— Start Provided records —

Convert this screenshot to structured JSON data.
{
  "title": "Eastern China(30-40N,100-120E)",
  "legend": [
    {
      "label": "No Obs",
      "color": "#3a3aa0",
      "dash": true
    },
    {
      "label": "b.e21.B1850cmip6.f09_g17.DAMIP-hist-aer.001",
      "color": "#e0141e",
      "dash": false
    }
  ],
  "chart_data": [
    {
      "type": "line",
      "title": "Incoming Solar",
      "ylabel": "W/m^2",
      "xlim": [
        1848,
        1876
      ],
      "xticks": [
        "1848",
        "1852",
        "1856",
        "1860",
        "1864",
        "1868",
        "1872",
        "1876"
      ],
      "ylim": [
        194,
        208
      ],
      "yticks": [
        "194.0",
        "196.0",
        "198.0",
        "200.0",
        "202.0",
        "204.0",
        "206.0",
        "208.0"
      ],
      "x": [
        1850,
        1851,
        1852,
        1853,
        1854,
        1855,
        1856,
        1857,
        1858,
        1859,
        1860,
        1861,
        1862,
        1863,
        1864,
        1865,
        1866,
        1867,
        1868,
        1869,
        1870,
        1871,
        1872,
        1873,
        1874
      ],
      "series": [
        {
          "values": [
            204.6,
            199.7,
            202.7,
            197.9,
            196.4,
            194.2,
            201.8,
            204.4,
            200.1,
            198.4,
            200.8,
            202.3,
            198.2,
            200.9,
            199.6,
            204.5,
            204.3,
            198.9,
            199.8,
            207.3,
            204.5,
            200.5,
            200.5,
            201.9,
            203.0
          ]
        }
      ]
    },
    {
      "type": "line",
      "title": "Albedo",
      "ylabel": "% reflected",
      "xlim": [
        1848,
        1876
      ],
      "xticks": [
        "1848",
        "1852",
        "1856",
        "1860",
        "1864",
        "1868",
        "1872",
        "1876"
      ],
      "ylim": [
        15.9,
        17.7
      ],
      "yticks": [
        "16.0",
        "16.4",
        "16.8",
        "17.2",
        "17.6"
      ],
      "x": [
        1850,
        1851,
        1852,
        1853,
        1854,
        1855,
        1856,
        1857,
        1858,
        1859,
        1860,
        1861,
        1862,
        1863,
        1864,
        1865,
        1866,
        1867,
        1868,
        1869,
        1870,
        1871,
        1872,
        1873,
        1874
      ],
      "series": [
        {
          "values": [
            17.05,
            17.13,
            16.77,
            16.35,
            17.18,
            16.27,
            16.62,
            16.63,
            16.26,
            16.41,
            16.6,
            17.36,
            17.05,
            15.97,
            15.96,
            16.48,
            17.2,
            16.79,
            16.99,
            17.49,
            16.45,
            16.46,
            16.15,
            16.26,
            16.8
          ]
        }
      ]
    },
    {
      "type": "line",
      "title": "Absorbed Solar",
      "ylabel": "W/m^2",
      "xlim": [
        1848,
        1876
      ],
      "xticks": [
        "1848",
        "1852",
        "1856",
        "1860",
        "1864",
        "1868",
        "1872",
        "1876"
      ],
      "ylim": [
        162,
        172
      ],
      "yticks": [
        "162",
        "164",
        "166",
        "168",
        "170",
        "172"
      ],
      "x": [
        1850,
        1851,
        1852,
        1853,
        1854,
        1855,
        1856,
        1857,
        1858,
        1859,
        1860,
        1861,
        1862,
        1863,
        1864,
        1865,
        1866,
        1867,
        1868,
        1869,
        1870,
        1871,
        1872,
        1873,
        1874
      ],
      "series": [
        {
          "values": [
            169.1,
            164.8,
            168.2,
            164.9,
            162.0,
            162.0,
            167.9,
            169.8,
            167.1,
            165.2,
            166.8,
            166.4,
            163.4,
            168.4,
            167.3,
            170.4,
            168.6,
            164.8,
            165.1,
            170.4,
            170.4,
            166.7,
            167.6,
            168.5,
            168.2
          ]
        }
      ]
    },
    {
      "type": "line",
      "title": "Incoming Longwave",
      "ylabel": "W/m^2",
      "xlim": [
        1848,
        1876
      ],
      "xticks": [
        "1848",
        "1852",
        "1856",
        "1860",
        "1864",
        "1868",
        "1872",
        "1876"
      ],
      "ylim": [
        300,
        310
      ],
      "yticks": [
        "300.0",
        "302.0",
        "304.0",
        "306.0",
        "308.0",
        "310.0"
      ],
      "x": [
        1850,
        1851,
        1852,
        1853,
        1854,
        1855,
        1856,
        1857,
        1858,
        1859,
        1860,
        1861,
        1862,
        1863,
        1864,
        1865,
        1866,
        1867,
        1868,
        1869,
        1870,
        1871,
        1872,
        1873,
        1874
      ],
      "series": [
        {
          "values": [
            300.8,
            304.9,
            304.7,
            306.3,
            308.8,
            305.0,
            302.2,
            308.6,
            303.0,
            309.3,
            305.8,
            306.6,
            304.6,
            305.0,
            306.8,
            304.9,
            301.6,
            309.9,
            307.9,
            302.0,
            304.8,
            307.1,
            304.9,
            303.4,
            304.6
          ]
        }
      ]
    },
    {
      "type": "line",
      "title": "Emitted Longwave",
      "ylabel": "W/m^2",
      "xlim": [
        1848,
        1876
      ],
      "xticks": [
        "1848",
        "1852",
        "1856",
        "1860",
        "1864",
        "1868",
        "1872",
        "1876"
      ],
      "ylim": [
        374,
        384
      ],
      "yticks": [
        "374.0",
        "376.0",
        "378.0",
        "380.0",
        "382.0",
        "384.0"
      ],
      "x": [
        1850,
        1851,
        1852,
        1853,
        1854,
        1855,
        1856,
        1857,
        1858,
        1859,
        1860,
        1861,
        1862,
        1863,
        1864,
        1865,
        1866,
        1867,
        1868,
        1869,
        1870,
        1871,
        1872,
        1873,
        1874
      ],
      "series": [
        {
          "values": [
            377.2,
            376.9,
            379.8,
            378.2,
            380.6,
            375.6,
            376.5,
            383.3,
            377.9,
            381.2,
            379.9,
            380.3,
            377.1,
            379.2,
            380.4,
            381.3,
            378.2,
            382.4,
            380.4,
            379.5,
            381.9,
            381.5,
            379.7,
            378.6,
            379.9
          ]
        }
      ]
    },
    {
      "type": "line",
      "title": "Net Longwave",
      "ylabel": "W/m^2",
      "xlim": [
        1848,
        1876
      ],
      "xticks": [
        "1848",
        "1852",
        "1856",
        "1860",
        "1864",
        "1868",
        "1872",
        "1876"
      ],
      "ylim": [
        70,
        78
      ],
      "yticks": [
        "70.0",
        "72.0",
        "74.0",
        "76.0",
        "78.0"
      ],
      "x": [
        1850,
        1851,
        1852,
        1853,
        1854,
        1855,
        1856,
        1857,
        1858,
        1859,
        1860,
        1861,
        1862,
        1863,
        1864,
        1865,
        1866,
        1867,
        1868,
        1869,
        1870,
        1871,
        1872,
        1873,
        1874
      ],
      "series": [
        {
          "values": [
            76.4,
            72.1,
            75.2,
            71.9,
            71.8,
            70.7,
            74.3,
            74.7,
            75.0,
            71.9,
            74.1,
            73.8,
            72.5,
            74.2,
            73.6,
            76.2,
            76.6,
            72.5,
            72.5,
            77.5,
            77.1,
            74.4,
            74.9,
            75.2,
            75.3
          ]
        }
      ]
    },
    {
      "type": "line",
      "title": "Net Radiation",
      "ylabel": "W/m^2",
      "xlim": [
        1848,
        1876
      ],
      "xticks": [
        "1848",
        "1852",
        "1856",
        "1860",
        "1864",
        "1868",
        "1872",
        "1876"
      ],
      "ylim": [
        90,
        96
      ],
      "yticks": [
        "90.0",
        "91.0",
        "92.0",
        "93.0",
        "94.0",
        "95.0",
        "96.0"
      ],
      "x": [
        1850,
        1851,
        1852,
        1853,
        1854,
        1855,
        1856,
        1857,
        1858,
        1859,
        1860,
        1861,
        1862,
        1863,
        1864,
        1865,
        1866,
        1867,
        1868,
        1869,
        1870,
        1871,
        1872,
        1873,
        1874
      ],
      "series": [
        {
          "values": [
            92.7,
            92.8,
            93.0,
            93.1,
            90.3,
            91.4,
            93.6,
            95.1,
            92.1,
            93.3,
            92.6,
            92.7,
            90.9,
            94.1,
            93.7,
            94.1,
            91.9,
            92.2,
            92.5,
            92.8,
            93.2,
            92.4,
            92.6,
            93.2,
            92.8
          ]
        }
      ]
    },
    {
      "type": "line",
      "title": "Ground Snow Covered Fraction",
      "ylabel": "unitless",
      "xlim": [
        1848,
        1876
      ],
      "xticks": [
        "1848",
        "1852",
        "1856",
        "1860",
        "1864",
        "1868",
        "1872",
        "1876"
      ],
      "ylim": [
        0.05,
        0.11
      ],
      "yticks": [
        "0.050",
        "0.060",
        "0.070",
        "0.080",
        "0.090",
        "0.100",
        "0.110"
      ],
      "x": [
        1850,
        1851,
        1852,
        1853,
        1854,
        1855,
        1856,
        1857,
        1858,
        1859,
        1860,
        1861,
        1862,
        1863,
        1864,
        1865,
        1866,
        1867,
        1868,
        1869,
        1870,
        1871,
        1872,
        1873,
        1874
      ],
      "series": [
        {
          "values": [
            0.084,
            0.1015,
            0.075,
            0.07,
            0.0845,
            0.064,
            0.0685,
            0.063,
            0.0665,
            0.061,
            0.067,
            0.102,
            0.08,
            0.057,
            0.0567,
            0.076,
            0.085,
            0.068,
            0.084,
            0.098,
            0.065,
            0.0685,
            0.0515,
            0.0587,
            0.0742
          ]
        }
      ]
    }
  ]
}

— End Provided records —

#### Your objective:
Work through the records line by line and tally those with the word "Solar". Report only the total.

#### Complete response:
2